Work required:
Go through the data below and copy it exactly, skipping every picture.

--- begin Available records ---

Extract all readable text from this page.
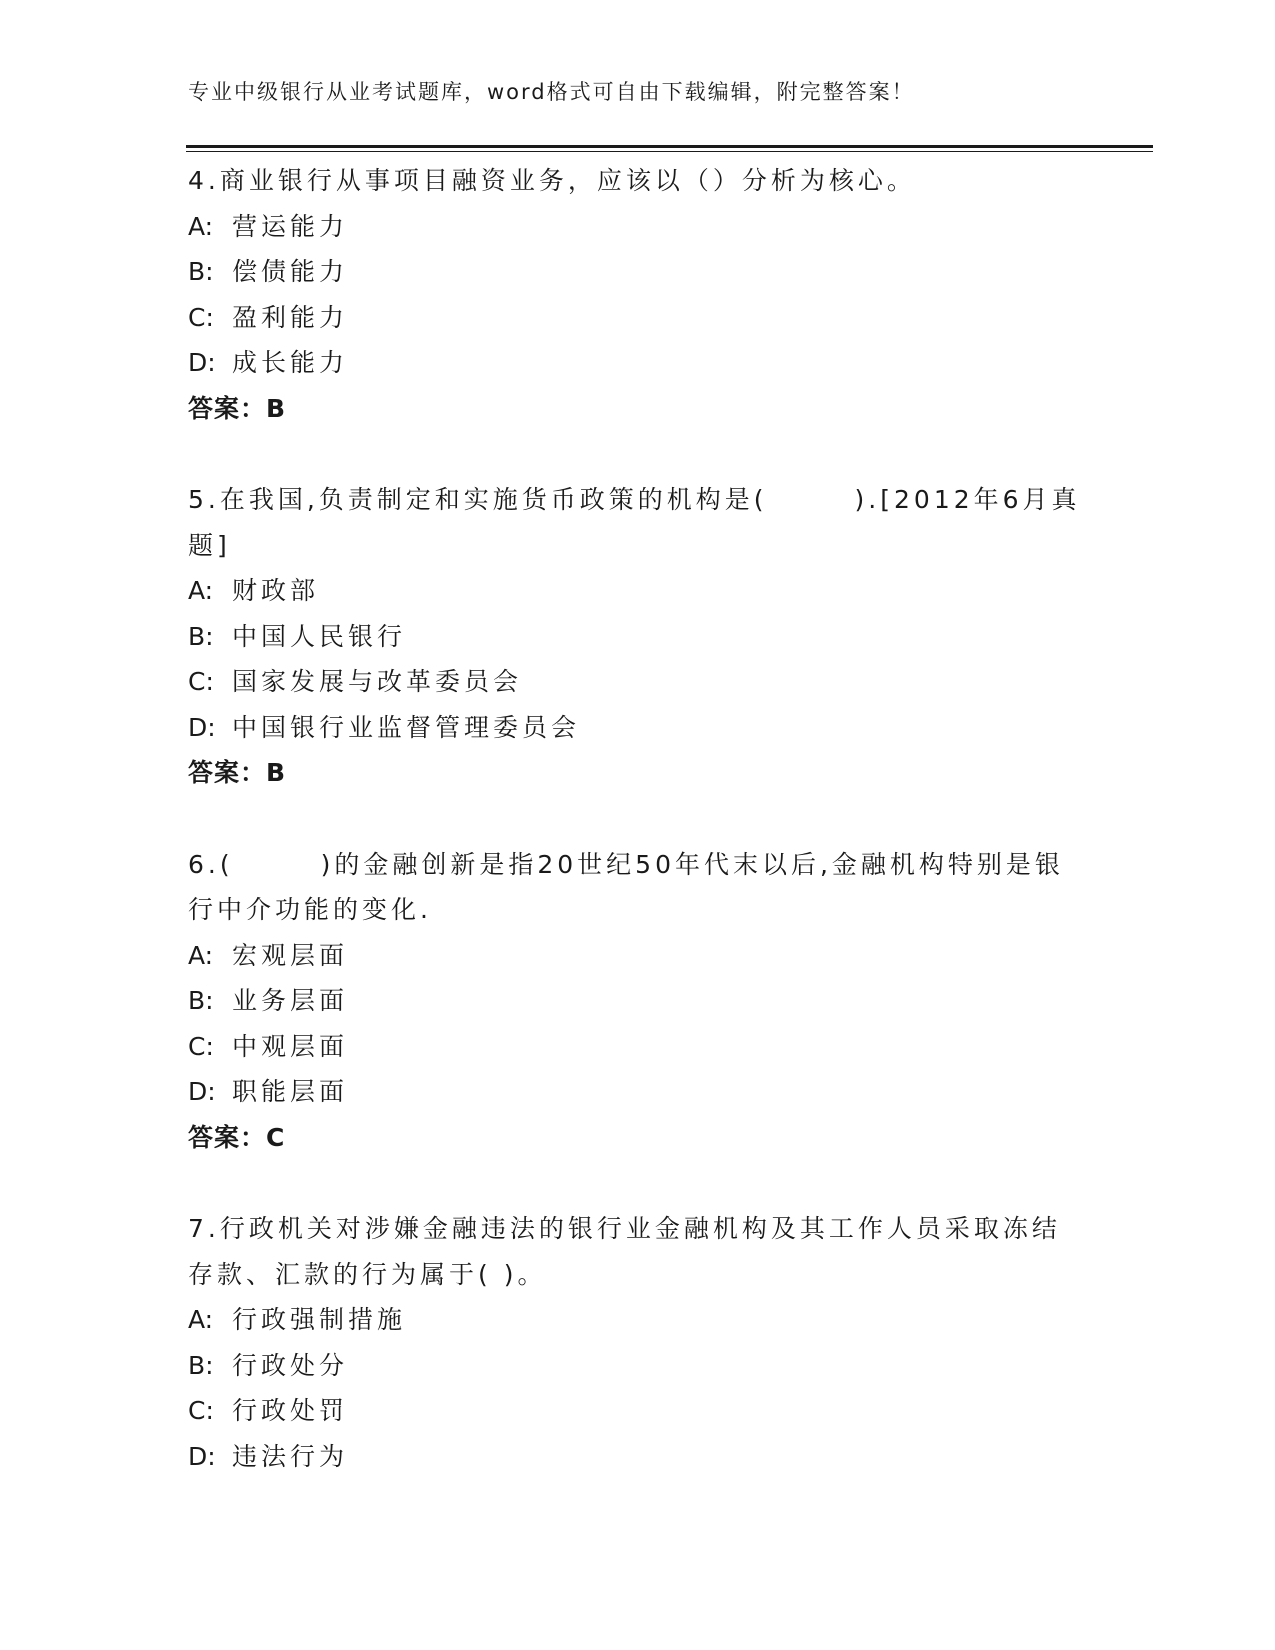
专业中级银行从业考试题库，word格式可自由下载编辑，附完整答案！
4.商业银行从事项目融资业务，应该以（）分析为核心。
A: 营运能力
B: 偿债能力
C: 盈利能力
D: 成长能力
答案：B
5.在我国,负责制定和实施货币政策的机构是(　　　).[2012年6月真
题]
A: 财政部
B: 中国人民银行
C: 国家发展与改革委员会
D: 中国银行业监督管理委员会
答案：B
6.(　　　)的金融创新是指20世纪50年代末以后,金融机构特别是银
行中介功能的变化.
A: 宏观层面
B: 业务层面
C: 中观层面
D: 职能层面
答案：C
7.行政机关对涉嫌金融违法的银行业金融机构及其工作人员采取冻结
存款、汇款的行为属于( )。
A: 行政强制措施
B: 行政处分
C: 行政处罚
D: 违法行为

--- end Available records ---

The completed task:
Extract all readable text from this page.
专业中级银行从业考试题库，word格式可自由下载编辑，附完整答案！
4.商业银行从事项目融资业务，应该以（）分析为核心。
A: 营运能力
B: 偿债能力
C: 盈利能力
D: 成长能力
答案：B
5.在我国,负责制定和实施货币政策的机构是(　　　).[2012年6月真
题]
A: 财政部
B: 中国人民银行
C: 国家发展与改革委员会
D: 中国银行业监督管理委员会
答案：B
6.(　　　)的金融创新是指20世纪50年代末以后,金融机构特别是银
行中介功能的变化.
A: 宏观层面
B: 业务层面
C: 中观层面
D: 职能层面
答案：C
7.行政机关对涉嫌金融违法的银行业金融机构及其工作人员采取冻结
存款、汇款的行为属于( )。
A: 行政强制措施
B: 行政处分
C: 行政处罚
D: 违法行为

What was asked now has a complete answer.